# Task to carry out
Please give the data below again in full, exactly as it stands.

====

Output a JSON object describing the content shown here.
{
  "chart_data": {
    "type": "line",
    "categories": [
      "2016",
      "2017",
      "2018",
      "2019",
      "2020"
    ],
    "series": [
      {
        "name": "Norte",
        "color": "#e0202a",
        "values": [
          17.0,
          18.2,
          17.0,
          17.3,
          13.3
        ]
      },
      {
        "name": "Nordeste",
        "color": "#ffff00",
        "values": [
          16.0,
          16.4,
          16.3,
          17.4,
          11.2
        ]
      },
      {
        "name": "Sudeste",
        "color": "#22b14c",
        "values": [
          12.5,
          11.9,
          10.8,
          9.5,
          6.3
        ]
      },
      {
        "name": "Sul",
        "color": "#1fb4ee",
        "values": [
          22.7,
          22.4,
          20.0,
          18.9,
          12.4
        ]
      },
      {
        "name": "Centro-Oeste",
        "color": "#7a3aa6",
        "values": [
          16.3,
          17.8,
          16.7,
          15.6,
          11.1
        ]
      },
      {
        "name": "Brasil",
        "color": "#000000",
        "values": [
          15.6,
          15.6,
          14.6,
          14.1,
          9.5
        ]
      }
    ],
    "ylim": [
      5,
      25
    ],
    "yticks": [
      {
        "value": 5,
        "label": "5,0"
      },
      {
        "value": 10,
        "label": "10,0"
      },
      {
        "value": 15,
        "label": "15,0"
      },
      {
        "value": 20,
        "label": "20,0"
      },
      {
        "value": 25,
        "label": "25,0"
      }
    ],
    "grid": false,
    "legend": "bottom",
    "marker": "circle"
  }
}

====

# Response to the task
Output a JSON object describing the content shown here.
{
  "chart_data": {
    "type": "line",
    "categories": [
      "2016",
      "2017",
      "2018",
      "2019",
      "2020"
    ],
    "series": [
      {
        "name": "Norte",
        "color": "#e0202a",
        "values": [
          17.0,
          18.2,
          17.0,
          17.3,
          13.3
        ]
      },
      {
        "name": "Nordeste",
        "color": "#ffff00",
        "values": [
          16.0,
          16.4,
          16.3,
          17.4,
          11.2
        ]
      },
      {
        "name": "Sudeste",
        "color": "#22b14c",
        "values": [
          12.5,
          11.9,
          10.8,
          9.5,
          6.3
        ]
      },
      {
        "name": "Sul",
        "color": "#1fb4ee",
        "values": [
          22.7,
          22.4,
          20.0,
          18.9,
          12.4
        ]
      },
      {
        "name": "Centro-Oeste",
        "color": "#7a3aa6",
        "values": [
          16.3,
          17.8,
          16.7,
          15.6,
          11.1
        ]
      },
      {
        "name": "Brasil",
        "color": "#000000",
        "values": [
          15.6,
          15.6,
          14.6,
          14.1,
          9.5
        ]
      }
    ],
    "ylim": [
      5,
      25
    ],
    "yticks": [
      {
        "value": 5,
        "label": "5,0"
      },
      {
        "value": 10,
        "label": "10,0"
      },
      {
        "value": 15,
        "label": "15,0"
      },
      {
        "value": 20,
        "label": "20,0"
      },
      {
        "value": 25,
        "label": "25,0"
      }
    ],
    "grid": false,
    "legend": "bottom",
    "marker": "circle"
  }
}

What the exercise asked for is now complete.